## The exercise
From the entries below, gather every line containing the string "timecode".

## Data records

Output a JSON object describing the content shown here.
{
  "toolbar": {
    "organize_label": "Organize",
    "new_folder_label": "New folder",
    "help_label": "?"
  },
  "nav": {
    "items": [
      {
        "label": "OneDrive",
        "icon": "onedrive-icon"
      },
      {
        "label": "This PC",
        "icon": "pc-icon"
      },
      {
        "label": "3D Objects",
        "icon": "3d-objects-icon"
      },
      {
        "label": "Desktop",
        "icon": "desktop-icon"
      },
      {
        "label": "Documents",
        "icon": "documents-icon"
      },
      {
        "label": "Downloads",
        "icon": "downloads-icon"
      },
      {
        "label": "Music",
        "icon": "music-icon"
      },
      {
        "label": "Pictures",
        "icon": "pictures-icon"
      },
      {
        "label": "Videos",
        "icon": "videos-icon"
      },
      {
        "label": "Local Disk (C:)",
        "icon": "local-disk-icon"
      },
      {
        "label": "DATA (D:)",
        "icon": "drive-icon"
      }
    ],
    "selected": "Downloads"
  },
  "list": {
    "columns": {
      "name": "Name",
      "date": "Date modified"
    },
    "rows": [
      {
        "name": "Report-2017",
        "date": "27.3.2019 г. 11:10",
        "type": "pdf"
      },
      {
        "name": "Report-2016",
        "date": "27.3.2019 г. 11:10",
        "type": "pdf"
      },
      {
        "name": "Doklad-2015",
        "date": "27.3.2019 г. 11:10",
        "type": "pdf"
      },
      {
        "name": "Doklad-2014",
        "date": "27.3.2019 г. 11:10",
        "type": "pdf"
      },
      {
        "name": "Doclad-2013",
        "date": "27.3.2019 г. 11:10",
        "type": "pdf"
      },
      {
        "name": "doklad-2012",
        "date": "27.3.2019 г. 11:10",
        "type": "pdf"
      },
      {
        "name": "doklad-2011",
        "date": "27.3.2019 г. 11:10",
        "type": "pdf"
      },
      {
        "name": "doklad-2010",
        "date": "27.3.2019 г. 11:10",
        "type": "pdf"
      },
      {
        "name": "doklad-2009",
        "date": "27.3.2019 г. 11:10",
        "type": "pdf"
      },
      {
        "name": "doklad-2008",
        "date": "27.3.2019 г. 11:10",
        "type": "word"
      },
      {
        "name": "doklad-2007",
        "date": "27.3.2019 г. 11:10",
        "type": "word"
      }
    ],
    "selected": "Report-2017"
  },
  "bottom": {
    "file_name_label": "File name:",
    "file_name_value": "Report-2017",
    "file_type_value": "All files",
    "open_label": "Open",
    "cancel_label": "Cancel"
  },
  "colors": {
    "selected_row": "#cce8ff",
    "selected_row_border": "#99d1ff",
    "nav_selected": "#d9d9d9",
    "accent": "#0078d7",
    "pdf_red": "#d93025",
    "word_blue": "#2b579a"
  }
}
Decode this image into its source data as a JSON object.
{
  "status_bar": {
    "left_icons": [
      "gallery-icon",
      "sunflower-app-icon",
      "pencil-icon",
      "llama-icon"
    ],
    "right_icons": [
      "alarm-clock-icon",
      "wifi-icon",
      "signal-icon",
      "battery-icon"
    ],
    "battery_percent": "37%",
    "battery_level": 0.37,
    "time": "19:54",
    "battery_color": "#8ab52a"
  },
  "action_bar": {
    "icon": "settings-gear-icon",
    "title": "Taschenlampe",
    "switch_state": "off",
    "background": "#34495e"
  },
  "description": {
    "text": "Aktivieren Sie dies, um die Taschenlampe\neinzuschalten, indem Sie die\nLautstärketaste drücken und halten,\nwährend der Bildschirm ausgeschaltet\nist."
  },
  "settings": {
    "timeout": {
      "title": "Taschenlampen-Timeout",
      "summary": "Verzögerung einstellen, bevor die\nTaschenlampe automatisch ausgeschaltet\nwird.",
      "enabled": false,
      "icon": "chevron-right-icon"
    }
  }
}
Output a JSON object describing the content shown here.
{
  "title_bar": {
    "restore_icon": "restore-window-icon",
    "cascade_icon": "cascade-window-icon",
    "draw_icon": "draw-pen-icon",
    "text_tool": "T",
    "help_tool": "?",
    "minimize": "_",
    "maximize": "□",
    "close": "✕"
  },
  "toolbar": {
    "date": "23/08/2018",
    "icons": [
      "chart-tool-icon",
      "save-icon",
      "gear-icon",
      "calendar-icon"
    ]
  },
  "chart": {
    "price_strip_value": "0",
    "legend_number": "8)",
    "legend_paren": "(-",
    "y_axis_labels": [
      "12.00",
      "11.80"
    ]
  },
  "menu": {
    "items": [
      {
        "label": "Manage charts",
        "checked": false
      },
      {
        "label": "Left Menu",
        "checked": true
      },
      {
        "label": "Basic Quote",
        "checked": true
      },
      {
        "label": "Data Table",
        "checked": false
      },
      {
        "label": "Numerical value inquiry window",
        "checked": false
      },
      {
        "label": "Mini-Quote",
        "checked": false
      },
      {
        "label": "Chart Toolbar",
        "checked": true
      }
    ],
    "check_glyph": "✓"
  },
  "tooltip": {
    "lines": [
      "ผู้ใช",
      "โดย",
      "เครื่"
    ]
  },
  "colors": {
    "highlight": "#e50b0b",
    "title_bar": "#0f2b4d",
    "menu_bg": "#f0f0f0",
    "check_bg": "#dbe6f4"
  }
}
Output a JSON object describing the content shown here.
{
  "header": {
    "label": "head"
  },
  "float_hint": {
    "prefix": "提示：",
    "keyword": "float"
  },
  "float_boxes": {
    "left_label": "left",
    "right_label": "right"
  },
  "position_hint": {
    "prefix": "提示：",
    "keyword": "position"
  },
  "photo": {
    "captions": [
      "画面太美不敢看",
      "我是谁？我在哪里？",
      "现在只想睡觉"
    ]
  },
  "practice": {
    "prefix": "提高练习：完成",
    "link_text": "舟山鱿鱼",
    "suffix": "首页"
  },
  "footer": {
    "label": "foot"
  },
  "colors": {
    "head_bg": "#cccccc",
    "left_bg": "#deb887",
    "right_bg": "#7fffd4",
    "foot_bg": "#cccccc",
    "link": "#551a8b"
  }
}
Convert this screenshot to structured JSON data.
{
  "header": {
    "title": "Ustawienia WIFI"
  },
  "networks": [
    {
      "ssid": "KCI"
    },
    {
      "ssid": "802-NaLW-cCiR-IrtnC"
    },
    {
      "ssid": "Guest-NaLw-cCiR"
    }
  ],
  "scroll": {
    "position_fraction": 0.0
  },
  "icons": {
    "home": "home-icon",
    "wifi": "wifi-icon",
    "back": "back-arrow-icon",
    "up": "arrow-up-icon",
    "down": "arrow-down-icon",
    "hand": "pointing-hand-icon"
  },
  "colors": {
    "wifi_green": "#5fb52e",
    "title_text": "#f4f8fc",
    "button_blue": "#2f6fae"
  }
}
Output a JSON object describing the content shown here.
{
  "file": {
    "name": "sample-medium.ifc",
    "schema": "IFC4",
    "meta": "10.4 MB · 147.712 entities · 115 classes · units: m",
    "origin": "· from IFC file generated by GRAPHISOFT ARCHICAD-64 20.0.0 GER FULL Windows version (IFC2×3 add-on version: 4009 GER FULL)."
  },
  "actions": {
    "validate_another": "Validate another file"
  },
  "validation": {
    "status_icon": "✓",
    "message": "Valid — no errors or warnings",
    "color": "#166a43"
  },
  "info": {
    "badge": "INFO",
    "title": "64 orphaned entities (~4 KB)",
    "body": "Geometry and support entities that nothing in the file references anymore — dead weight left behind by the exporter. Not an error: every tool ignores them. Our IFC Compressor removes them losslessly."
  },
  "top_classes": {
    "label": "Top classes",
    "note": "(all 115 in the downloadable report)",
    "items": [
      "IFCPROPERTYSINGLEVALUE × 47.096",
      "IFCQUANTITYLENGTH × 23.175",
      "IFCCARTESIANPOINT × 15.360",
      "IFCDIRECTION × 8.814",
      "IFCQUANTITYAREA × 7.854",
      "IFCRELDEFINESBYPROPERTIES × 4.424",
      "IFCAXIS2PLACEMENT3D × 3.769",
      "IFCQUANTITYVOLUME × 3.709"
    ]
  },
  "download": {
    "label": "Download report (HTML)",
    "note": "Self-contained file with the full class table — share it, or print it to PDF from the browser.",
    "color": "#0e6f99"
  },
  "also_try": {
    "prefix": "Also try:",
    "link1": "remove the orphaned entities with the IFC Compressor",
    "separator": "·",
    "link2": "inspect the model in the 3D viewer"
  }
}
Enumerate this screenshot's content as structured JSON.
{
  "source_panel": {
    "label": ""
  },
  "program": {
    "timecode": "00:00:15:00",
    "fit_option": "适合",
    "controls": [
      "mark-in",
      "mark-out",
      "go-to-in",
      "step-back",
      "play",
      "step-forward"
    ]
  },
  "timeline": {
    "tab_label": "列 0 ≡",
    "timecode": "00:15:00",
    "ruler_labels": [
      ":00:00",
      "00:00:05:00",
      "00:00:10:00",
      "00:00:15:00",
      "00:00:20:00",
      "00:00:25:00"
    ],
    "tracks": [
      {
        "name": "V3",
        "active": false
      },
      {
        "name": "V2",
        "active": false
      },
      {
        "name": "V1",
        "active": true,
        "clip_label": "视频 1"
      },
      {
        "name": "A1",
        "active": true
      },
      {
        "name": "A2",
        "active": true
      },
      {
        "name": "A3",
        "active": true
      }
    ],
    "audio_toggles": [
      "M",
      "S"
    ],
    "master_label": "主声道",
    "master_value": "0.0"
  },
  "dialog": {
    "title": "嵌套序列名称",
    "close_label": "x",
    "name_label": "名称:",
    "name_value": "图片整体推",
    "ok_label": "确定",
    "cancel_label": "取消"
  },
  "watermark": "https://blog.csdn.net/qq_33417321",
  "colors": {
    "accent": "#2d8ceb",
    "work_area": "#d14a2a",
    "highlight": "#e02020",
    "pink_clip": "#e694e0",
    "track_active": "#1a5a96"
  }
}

## Exercise answer
    "timecode": "00:00:15:00",
    "timecode": "00:15:00",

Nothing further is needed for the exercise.